Task statement >> Write out the records below word for word, please.

Stored items from a collection
* start *

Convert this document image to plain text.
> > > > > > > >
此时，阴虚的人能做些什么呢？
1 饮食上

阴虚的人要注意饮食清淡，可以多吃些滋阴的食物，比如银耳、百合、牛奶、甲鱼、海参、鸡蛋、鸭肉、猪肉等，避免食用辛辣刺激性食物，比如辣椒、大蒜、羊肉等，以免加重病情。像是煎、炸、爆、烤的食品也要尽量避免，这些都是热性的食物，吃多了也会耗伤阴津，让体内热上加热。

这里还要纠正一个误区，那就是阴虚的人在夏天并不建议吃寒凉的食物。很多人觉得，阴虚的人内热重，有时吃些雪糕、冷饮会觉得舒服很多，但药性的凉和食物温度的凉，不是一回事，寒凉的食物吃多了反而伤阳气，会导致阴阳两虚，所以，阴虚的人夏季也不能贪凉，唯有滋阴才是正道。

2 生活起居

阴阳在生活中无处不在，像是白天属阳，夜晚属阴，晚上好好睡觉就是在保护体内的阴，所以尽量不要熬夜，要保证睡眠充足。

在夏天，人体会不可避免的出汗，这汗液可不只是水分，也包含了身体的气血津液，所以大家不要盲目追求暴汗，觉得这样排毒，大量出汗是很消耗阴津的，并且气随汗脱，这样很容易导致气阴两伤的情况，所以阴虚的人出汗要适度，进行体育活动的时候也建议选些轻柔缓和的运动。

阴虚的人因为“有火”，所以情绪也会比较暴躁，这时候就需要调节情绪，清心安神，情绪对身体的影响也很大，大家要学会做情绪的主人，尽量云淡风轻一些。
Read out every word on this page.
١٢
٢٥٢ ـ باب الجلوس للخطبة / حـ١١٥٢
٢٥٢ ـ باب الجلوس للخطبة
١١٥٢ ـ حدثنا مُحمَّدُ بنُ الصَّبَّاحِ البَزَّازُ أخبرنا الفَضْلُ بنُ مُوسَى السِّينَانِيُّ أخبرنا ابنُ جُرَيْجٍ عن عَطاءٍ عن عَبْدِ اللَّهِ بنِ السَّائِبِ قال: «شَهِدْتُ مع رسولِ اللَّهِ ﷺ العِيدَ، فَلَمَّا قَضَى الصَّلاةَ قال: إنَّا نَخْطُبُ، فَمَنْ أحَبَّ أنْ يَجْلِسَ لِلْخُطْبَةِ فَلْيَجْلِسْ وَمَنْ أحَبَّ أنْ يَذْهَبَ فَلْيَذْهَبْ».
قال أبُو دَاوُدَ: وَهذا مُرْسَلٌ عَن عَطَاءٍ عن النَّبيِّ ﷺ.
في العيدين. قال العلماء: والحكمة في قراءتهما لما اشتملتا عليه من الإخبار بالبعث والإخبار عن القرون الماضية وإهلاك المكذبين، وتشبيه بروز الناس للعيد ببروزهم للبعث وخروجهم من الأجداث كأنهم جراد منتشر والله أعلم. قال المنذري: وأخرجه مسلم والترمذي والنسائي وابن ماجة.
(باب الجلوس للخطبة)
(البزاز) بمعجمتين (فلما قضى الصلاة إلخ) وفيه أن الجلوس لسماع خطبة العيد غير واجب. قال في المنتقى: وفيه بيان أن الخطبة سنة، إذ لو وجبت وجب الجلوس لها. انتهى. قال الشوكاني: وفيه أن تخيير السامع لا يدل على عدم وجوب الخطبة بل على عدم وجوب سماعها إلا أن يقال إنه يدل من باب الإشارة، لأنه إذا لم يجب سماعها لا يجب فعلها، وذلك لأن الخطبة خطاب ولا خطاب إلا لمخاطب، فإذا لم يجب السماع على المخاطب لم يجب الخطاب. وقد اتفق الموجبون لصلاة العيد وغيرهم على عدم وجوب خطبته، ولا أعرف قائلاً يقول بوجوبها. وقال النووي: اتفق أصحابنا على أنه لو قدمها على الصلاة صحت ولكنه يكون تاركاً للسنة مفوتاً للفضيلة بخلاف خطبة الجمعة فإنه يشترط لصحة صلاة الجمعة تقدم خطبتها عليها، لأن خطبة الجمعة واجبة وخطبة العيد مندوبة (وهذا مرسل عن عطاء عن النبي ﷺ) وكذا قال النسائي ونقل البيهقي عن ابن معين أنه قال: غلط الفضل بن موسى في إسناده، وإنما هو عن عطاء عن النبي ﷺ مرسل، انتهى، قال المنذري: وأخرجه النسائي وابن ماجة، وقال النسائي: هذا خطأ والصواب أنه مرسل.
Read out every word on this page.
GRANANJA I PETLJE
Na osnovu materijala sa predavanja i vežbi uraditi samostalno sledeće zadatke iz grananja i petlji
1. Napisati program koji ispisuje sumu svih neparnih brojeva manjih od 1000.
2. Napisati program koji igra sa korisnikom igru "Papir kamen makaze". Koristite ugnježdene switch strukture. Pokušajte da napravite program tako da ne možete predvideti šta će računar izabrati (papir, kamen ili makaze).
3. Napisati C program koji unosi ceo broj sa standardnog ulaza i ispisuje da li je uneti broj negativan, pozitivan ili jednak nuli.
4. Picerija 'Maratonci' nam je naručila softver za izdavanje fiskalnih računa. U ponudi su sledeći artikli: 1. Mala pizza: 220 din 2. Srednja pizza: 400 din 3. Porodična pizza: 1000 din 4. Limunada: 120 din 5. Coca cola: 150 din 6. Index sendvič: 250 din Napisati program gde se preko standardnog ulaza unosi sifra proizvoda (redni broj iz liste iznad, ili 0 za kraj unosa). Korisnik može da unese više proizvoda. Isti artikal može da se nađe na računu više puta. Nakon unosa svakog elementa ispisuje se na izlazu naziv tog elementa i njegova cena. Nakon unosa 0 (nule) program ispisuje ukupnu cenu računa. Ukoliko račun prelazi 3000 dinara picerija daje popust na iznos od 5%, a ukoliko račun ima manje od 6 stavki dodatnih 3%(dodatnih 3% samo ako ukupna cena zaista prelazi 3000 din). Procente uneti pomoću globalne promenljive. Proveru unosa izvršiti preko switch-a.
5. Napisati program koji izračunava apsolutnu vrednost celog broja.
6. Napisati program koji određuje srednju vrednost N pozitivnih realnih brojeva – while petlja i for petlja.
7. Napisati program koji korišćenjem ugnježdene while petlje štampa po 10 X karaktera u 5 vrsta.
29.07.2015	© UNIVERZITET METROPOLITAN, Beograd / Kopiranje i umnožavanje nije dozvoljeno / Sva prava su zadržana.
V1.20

* end *

Problem solution >>
Convert this document image to plain text.
> > > > > > > >
此时，阴虚的人能做些什么呢？
1 饮食上

阴虚的人要注意饮食清淡，可以多吃些滋阴的食物，比如银耳、百合、牛奶、甲鱼、海参、鸡蛋、鸭肉、猪肉等，避免食用辛辣刺激性食物，比如辣椒、大蒜、羊肉等，以免加重病情。像是煎、炸、爆、烤的食品也要尽量避免，这些都是热性的食物，吃多了也会耗伤阴津，让体内热上加热。

这里还要纠正一个误区，那就是阴虚的人在夏天并不建议吃寒凉的食物。很多人觉得，阴虚的人内热重，有时吃些雪糕、冷饮会觉得舒服很多，但药性的凉和食物温度的凉，不是一回事，寒凉的食物吃多了反而伤阳气，会导致阴阳两虚，所以，阴虚的人夏季也不能贪凉，唯有滋阴才是正道。

2 生活起居

阴阳在生活中无处不在，像是白天属阳，夜晚属阴，晚上好好睡觉就是在保护体内的阴，所以尽量不要熬夜，要保证睡眠充足。

在夏天，人体会不可避免的出汗，这汗液可不只是水分，也包含了身体的气血津液，所以大家不要盲目追求暴汗，觉得这样排毒，大量出汗是很消耗阴津的，并且气随汗脱，这样很容易导致气阴两伤的情况，所以阴虚的人出汗要适度，进行体育活动的时候也建议选些轻柔缓和的运动。

阴虚的人因为“有火”，所以情绪也会比较暴躁，这时候就需要调节情绪，清心安神，情绪对身体的影响也很大，大家要学会做情绪的主人，尽量云淡风轻一些。
Read out every word on this page.
١٢
٢٥٢ ـ باب الجلوس للخطبة / حـ١١٥٢
٢٥٢ ـ باب الجلوس للخطبة
١١٥٢ ـ حدثنا مُحمَّدُ بنُ الصَّبَّاحِ البَزَّازُ أخبرنا الفَضْلُ بنُ مُوسَى السِّينَانِيُّ أخبرنا ابنُ جُرَيْجٍ عن عَطاءٍ عن عَبْدِ اللَّهِ بنِ السَّائِبِ قال: «شَهِدْتُ مع رسولِ اللَّهِ ﷺ العِيدَ، فَلَمَّا قَضَى الصَّلاةَ قال: إنَّا نَخْطُبُ، فَمَنْ أحَبَّ أنْ يَجْلِسَ لِلْخُطْبَةِ فَلْيَجْلِسْ وَمَنْ أحَبَّ أنْ يَذْهَبَ فَلْيَذْهَبْ».
قال أبُو دَاوُدَ: وَهذا مُرْسَلٌ عَن عَطَاءٍ عن النَّبيِّ ﷺ.
في العيدين. قال العلماء: والحكمة في قراءتهما لما اشتملتا عليه من الإخبار بالبعث والإخبار عن القرون الماضية وإهلاك المكذبين، وتشبيه بروز الناس للعيد ببروزهم للبعث وخروجهم من الأجداث كأنهم جراد منتشر والله أعلم. قال المنذري: وأخرجه مسلم والترمذي والنسائي وابن ماجة.
(باب الجلوس للخطبة)
(البزاز) بمعجمتين (فلما قضى الصلاة إلخ) وفيه أن الجلوس لسماع خطبة العيد غير واجب. قال في المنتقى: وفيه بيان أن الخطبة سنة، إذ لو وجبت وجب الجلوس لها. انتهى. قال الشوكاني: وفيه أن تخيير السامع لا يدل على عدم وجوب الخطبة بل على عدم وجوب سماعها إلا أن يقال إنه يدل من باب الإشارة، لأنه إذا لم يجب سماعها لا يجب فعلها، وذلك لأن الخطبة خطاب ولا خطاب إلا لمخاطب، فإذا لم يجب السماع على المخاطب لم يجب الخطاب. وقد اتفق الموجبون لصلاة العيد وغيرهم على عدم وجوب خطبته، ولا أعرف قائلاً يقول بوجوبها. وقال النووي: اتفق أصحابنا على أنه لو قدمها على الصلاة صحت ولكنه يكون تاركاً للسنة مفوتاً للفضيلة بخلاف خطبة الجمعة فإنه يشترط لصحة صلاة الجمعة تقدم خطبتها عليها، لأن خطبة الجمعة واجبة وخطبة العيد مندوبة (وهذا مرسل عن عطاء عن النبي ﷺ) وكذا قال النسائي ونقل البيهقي عن ابن معين أنه قال: غلط الفضل بن موسى في إسناده، وإنما هو عن عطاء عن النبي ﷺ مرسل، انتهى، قال المنذري: وأخرجه النسائي وابن ماجة، وقال النسائي: هذا خطأ والصواب أنه مرسل.
Read out every word on this page.
GRANANJA I PETLJE
Na osnovu materijala sa predavanja i vežbi uraditi samostalno sledeće zadatke iz grananja i petlji
1. Napisati program koji ispisuje sumu svih neparnih brojeva manjih od 1000.
2. Napisati program koji igra sa korisnikom igru "Papir kamen makaze". Koristite ugnježdene switch strukture. Pokušajte da napravite program tako da ne možete predvideti šta će računar izabrati (papir, kamen ili makaze).
3. Napisati C program koji unosi ceo broj sa standardnog ulaza i ispisuje da li je uneti broj negativan, pozitivan ili jednak nuli.
4. Picerija 'Maratonci' nam je naručila softver za izdavanje fiskalnih računa. U ponudi su sledeći artikli: 1. Mala pizza: 220 din 2. Srednja pizza: 400 din 3. Porodična pizza: 1000 din 4. Limunada: 120 din 5. Coca cola: 150 din 6. Index sendvič: 250 din Napisati program gde se preko standardnog ulaza unosi sifra proizvoda (redni broj iz liste iznad, ili 0 za kraj unosa). Korisnik može da unese više proizvoda. Isti artikal može da se nađe na računu više puta. Nakon unosa svakog elementa ispisuje se na izlazu naziv tog elementa i njegova cena. Nakon unosa 0 (nule) program ispisuje ukupnu cenu računa. Ukoliko račun prelazi 3000 dinara picerija daje popust na iznos od 5%, a ukoliko račun ima manje od 6 stavki dodatnih 3%(dodatnih 3% samo ako ukupna cena zaista prelazi 3000 din). Procente uneti pomoću globalne promenljive. Proveru unosa izvršiti preko switch-a.
5. Napisati program koji izračunava apsolutnu vrednost celog broja.
6. Napisati program koji određuje srednju vrednost N pozitivnih realnih brojeva – while petlja i for petlja.
7. Napisati program koji korišćenjem ugnježdene while petlje štampa po 10 X karaktera u 5 vrsta.
29.07.2015	© UNIVERZITET METROPOLITAN, Beograd / Kopiranje i umnožavanje nije dozvoljeno / Sva prava su zadržana.
V1.20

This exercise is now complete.